### WHAT IS EXPECTED
In the listing below, find the line containing "Decode this image". Write out that line and every line after it to the end, exactly and only those.

### THE DATA

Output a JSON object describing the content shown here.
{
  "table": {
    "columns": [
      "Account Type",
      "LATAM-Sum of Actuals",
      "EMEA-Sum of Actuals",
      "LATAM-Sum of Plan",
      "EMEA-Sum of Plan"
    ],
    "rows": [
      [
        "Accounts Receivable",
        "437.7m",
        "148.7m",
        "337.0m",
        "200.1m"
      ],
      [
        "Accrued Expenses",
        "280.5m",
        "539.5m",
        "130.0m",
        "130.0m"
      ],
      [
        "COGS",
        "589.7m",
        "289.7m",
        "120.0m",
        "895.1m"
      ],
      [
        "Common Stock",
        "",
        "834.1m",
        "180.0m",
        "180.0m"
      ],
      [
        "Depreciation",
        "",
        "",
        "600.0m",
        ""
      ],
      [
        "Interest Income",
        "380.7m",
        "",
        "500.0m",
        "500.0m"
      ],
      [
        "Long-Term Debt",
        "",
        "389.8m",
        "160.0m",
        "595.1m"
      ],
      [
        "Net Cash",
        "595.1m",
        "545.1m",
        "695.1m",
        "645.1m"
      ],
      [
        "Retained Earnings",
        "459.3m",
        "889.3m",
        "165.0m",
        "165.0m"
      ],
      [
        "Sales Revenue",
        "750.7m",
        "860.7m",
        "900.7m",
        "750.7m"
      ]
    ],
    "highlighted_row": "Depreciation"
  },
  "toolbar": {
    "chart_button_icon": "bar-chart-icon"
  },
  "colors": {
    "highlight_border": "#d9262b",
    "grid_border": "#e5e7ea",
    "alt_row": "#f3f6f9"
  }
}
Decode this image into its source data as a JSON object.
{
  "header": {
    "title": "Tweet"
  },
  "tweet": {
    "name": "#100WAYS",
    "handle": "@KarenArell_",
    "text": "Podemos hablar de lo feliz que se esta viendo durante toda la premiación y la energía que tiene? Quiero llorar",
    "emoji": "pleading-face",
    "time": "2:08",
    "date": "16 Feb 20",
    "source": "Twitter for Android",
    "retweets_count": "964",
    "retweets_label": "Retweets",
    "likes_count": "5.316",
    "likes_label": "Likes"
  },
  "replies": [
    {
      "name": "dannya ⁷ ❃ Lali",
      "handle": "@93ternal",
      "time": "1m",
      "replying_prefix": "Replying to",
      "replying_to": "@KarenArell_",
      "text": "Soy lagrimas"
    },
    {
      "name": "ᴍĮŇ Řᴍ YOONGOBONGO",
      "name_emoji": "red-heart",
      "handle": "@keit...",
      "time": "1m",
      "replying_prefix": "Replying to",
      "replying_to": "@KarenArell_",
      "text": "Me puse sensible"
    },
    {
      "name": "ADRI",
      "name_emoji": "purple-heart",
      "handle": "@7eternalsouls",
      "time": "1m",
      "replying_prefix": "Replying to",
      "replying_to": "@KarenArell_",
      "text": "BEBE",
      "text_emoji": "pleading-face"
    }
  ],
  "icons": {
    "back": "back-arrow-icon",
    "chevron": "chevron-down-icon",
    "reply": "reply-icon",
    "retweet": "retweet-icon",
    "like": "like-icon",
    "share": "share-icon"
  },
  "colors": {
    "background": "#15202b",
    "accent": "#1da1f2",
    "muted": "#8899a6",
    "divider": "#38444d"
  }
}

### RESPONSE TO THIS TASK
Decode this image into its source data as a JSON object.
{
  "header": {
    "title": "Tweet"
  },
  "tweet": {
    "name": "#100WAYS",
    "handle": "@KarenArell_",
    "text": "Podemos hablar de lo feliz que se esta viendo durante toda la premiación y la energía que tiene? Quiero llorar",
    "emoji": "pleading-face",
    "time": "2:08",
    "date": "16 Feb 20",
    "source": "Twitter for Android",
    "retweets_count": "964",
    "retweets_label": "Retweets",
    "likes_count": "5.316",
    "likes_label": "Likes"
  },
  "replies": [
    {
      "name": "dannya ⁷ ❃ Lali",
      "handle": "@93ternal",
      "time": "1m",
      "replying_prefix": "Replying to",
      "replying_to": "@KarenArell_",
      "text": "Soy lagrimas"
    },
    {
      "name": "ᴍĮŇ Řᴍ YOONGOBONGO",
      "name_emoji": "red-heart",
      "handle": "@keit...",
      "time": "1m",
      "replying_prefix": "Replying to",
      "replying_to": "@KarenArell_",
      "text": "Me puse sensible"
    },
    {
      "name": "ADRI",
      "name_emoji": "purple-heart",
      "handle": "@7eternalsouls",
      "time": "1m",
      "replying_prefix": "Replying to",
      "replying_to": "@KarenArell_",
      "text": "BEBE",
      "text_emoji": "pleading-face"
    }
  ],
  "icons": {
    "back": "back-arrow-icon",
    "chevron": "chevron-down-icon",
    "reply": "reply-icon",
    "retweet": "retweet-icon",
    "like": "like-icon",
    "share": "share-icon"
  },
  "colors": {
    "background": "#15202b",
    "accent": "#1da1f2",
    "muted": "#8899a6",
    "divider": "#38444d"
  }
}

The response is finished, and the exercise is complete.